**STATED EXERCISE**: Below is a block of data; give all of it again word for word.

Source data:
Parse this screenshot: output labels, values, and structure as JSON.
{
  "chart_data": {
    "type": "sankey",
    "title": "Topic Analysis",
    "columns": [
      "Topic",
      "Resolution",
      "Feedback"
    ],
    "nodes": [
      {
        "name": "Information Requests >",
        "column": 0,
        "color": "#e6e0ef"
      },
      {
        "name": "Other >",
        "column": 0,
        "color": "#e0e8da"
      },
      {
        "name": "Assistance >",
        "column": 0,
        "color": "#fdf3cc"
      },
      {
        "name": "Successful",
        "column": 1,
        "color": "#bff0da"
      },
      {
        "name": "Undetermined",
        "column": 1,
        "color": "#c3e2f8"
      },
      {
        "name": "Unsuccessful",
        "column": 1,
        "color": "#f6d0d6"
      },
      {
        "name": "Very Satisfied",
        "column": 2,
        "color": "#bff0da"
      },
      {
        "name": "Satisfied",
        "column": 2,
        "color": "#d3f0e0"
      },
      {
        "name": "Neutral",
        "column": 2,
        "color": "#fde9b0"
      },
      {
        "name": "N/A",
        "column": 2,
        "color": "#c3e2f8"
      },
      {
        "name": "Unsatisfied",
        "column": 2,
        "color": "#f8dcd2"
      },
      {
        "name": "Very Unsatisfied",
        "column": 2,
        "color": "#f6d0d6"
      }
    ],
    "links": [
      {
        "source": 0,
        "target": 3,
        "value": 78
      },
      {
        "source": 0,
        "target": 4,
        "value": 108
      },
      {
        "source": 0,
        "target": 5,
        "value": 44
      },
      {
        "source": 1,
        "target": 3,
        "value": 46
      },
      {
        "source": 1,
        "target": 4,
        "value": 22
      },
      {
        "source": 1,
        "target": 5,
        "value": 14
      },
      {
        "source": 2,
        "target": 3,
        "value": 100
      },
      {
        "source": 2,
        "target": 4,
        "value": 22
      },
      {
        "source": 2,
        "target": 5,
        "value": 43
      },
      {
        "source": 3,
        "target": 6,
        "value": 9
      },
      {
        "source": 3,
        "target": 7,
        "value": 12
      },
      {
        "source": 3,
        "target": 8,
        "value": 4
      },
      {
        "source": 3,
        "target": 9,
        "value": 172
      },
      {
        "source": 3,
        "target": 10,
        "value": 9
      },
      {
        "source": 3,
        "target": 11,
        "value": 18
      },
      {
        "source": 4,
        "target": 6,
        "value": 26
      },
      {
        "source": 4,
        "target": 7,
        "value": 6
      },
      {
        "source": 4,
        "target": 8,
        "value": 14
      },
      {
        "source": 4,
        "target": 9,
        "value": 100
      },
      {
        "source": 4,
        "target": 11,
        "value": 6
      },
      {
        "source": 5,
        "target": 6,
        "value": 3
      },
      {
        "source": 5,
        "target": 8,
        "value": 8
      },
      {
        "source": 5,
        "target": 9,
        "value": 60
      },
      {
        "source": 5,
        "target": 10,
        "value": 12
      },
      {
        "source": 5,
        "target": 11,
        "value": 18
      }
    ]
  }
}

**FINISHED TASK**:
Parse this screenshot: output labels, values, and structure as JSON.
{
  "chart_data": {
    "type": "sankey",
    "title": "Topic Analysis",
    "columns": [
      "Topic",
      "Resolution",
      "Feedback"
    ],
    "nodes": [
      {
        "name": "Information Requests >",
        "column": 0,
        "color": "#e6e0ef"
      },
      {
        "name": "Other >",
        "column": 0,
        "color": "#e0e8da"
      },
      {
        "name": "Assistance >",
        "column": 0,
        "color": "#fdf3cc"
      },
      {
        "name": "Successful",
        "column": 1,
        "color": "#bff0da"
      },
      {
        "name": "Undetermined",
        "column": 1,
        "color": "#c3e2f8"
      },
      {
        "name": "Unsuccessful",
        "column": 1,
        "color": "#f6d0d6"
      },
      {
        "name": "Very Satisfied",
        "column": 2,
        "color": "#bff0da"
      },
      {
        "name": "Satisfied",
        "column": 2,
        "color": "#d3f0e0"
      },
      {
        "name": "Neutral",
        "column": 2,
        "color": "#fde9b0"
      },
      {
        "name": "N/A",
        "column": 2,
        "color": "#c3e2f8"
      },
      {
        "name": "Unsatisfied",
        "column": 2,
        "color": "#f8dcd2"
      },
      {
        "name": "Very Unsatisfied",
        "column": 2,
        "color": "#f6d0d6"
      }
    ],
    "links": [
      {
        "source": 0,
        "target": 3,
        "value": 78
      },
      {
        "source": 0,
        "target": 4,
        "value": 108
      },
      {
        "source": 0,
        "target": 5,
        "value": 44
      },
      {
        "source": 1,
        "target": 3,
        "value": 46
      },
      {
        "source": 1,
        "target": 4,
        "value": 22
      },
      {
        "source": 1,
        "target": 5,
        "value": 14
      },
      {
        "source": 2,
        "target": 3,
        "value": 100
      },
      {
        "source": 2,
        "target": 4,
        "value": 22
      },
      {
        "source": 2,
        "target": 5,
        "value": 43
      },
      {
        "source": 3,
        "target": 6,
        "value": 9
      },
      {
        "source": 3,
        "target": 7,
        "value": 12
      },
      {
        "source": 3,
        "target": 8,
        "value": 4
      },
      {
        "source": 3,
        "target": 9,
        "value": 172
      },
      {
        "source": 3,
        "target": 10,
        "value": 9
      },
      {
        "source": 3,
        "target": 11,
        "value": 18
      },
      {
        "source": 4,
        "target": 6,
        "value": 26
      },
      {
        "source": 4,
        "target": 7,
        "value": 6
      },
      {
        "source": 4,
        "target": 8,
        "value": 14
      },
      {
        "source": 4,
        "target": 9,
        "value": 100
      },
      {
        "source": 4,
        "target": 11,
        "value": 6
      },
      {
        "source": 5,
        "target": 6,
        "value": 3
      },
      {
        "source": 5,
        "target": 8,
        "value": 8
      },
      {
        "source": 5,
        "target": 9,
        "value": 60
      },
      {
        "source": 5,
        "target": 10,
        "value": 12
      },
      {
        "source": 5,
        "target": 11,
        "value": 18
      }
    ]
  }
}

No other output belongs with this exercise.